YOUR OBJECTIVE | Keep only those lines of the records that include the string "name".

[Collected data entries]

========================================================================

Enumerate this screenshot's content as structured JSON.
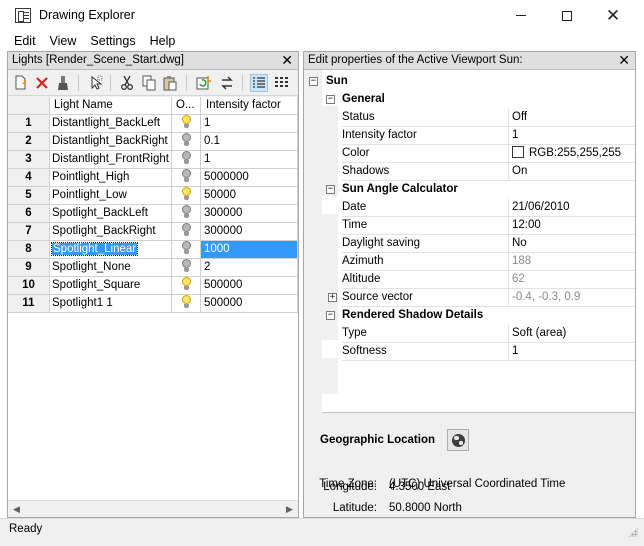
{
  "window": {
    "title": "Drawing Explorer"
  },
  "menu": [
    "Edit",
    "View",
    "Settings",
    "Help"
  ],
  "lights_panel": {
    "title": "Lights [Render_Scene_Start.dwg]",
    "columns": {
      "name": "Light Name",
      "on": "O...",
      "intensity": "Intensity factor"
    },
    "rows": [
      {
        "num": "1",
        "name": "Distantlight_BackLeft",
        "on": true,
        "intensity": "1"
      },
      {
        "num": "2",
        "name": "Distantlight_BackRight",
        "on": false,
        "intensity": "0.1"
      },
      {
        "num": "3",
        "name": "Distantlight_FrontRight",
        "on": false,
        "intensity": "1"
      },
      {
        "num": "4",
        "name": "Pointlight_High",
        "on": false,
        "intensity": "5000000"
      },
      {
        "num": "5",
        "name": "Pointlight_Low",
        "on": true,
        "intensity": "50000"
      },
      {
        "num": "6",
        "name": "Spotlight_BackLeft",
        "on": false,
        "intensity": "300000"
      },
      {
        "num": "7",
        "name": "Spotlight_BackRight",
        "on": false,
        "intensity": "300000"
      },
      {
        "num": "8",
        "name": "Spotlight_Linear",
        "on": false,
        "intensity": "1000",
        "selected": true
      },
      {
        "num": "9",
        "name": "Spotlight_None",
        "on": false,
        "intensity": "2"
      },
      {
        "num": "10",
        "name": "Spotlight_Square",
        "on": true,
        "intensity": "500000"
      },
      {
        "num": "11",
        "name": "Spotlight1 1",
        "on": true,
        "intensity": "500000"
      }
    ]
  },
  "props_panel": {
    "title": "Edit properties of the Active Viewport Sun:",
    "root": "Sun",
    "sections": {
      "general": {
        "title": "General",
        "status": {
          "label": "Status",
          "value": "Off"
        },
        "intensity": {
          "label": "Intensity factor",
          "value": "1"
        },
        "color": {
          "label": "Color",
          "value": "RGB:255,255,255"
        },
        "shadows": {
          "label": "Shadows",
          "value": "On"
        }
      },
      "angle": {
        "title": "Sun Angle Calculator",
        "date": {
          "label": "Date",
          "value": "21/06/2010"
        },
        "time": {
          "label": "Time",
          "value": "12:00"
        },
        "daylight": {
          "label": "Daylight saving",
          "value": "No"
        },
        "azimuth": {
          "label": "Azimuth",
          "value": "188"
        },
        "altitude": {
          "label": "Altitude",
          "value": "62"
        },
        "source": {
          "label": "Source vector",
          "value": "-0.4, -0.3, 0.9"
        }
      },
      "shadow": {
        "title": "Rendered Shadow Details",
        "type": {
          "label": "Type",
          "value": "Soft (area)"
        },
        "softness": {
          "label": "Softness",
          "value": "1"
        }
      }
    },
    "geo": {
      "title": "Geographic Location",
      "timezone": {
        "label": "Time Zone:",
        "value": "(UTC) Universal Coordinated Time"
      },
      "latitude": {
        "label": "Latitude:",
        "value": "50.8000 North"
      },
      "longitude": {
        "label": "Longitude:",
        "value": "4.3500 East"
      }
    }
  },
  "status": {
    "text": "Ready"
  },
  "colors": {
    "selection": "#3399ff",
    "bulb_on": "#ffe866",
    "bulb_off": "#b8b8b8"
  }
}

========================================================================

THE SOLUTION |
      "name": "Light Name",
        "name": "Distantlight_BackLeft",
        "name": "Distantlight_BackRight",
        "name": "Distantlight_FrontRight",
        "name": "Pointlight_High",
        "name": "Pointlight_Low",
        "name": "Spotlight_BackLeft",
        "name": "Spotlight_BackRight",
        "name": "Spotlight_Linear",
        "name": "Spotlight_None",
        "name": "Spotlight_Square",
        "name": "Spotlight1 1",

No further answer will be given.